**WHAT NEEDS TO BE DONE**
Retype all the entries word for word, but omit the pictures.

[Extracted data entries]
-*-*-
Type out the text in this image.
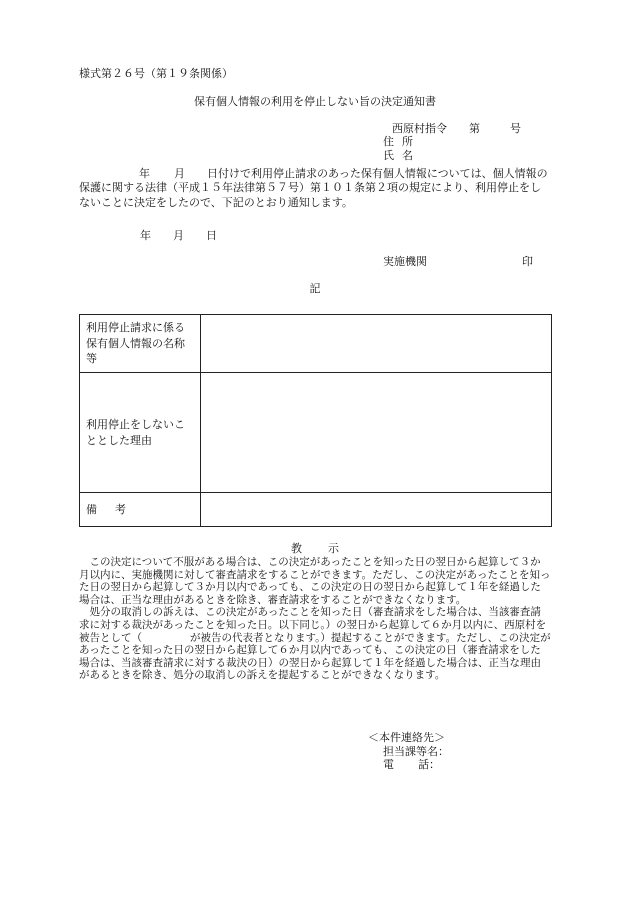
様式第２６号（第１９条関係）
保有個人情報の利用を停止しない旨の決定通知書
西原村指令 第	号
住 所
氏 名
年 月 日付けで利用停止請求のあった保有個人情報については、個人情報の保護に関する法律（平成１５年法律第５７号）第１０１条第２項の規定により、利用停止をしないことに決定をしたので、下記のとおり通知します。
年 月 日
実施機関	印
記
利用停止請求に係る保有個人情報の名称等	
利用停止をしないこととした理由	
備 考	
教 示

この決定について不服がある場合は、この決定があったことを知った日の翌日から起算して３か月以内に、実施機関に対して審査請求をすることができます。ただし、この決定があったことを知った日の翌日から起算して３か月以内であっても、この決定の日の翌日から起算して１年を経過した場合は、正当な理由があるときを除き、審査請求をすることができなくなります。

処分の取消しの訴えは、この決定があったことを知った日（審査請求をした場合は、当該審査請求に対する裁決があったことを知った日。以下同じ。）の翌日から起算して６か月以内に、西原村を被告として（	が被告の代表者となります。）提起することができます。ただし、この決定があったことを知った日の翌日から起算して６か月以内であっても、この決定の日（審査請求をした場合は、当該審査請求に対する裁決の日）の翌日から起算して１年を経過した場合は、正当な理由があるときを除き、処分の取消しの訴えを提起することができなくなります。

＜本件連絡先＞
担当課等名：
電 話：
-*-*-
**EXERCISE RESULT**
Type out the text in this image.
様式第２６号（第１９条関係）
保有個人情報の利用を停止しない旨の決定通知書
西原村指令 第	号
住 所
氏 名
年 月 日付けで利用停止請求のあった保有個人情報については、個人情報の保護に関する法律（平成１５年法律第５７号）第１０１条第２項の規定により、利用停止をしないことに決定をしたので、下記のとおり通知します。
年 月 日
実施機関	印
記
利用停止請求に係る保有個人情報の名称等	
利用停止をしないこととした理由	
備 考	
教 示

この決定について不服がある場合は、この決定があったことを知った日の翌日から起算して３か月以内に、実施機関に対して審査請求をすることができます。ただし、この決定があったことを知った日の翌日から起算して３か月以内であっても、この決定の日の翌日から起算して１年を経過した場合は、正当な理由があるときを除き、審査請求をすることができなくなります。

処分の取消しの訴えは、この決定があったことを知った日（審査請求をした場合は、当該審査請求に対する裁決があったことを知った日。以下同じ。）の翌日から起算して６か月以内に、西原村を被告として（	が被告の代表者となります。）提起することができます。ただし、この決定があったことを知った日の翌日から起算して６か月以内であっても、この決定の日（審査請求をした場合は、当該審査請求に対する裁決の日）の翌日から起算して１年を経過した場合は、正当な理由があるときを除き、処分の取消しの訴えを提起することができなくなります。

＜本件連絡先＞
担当課等名：
電 話：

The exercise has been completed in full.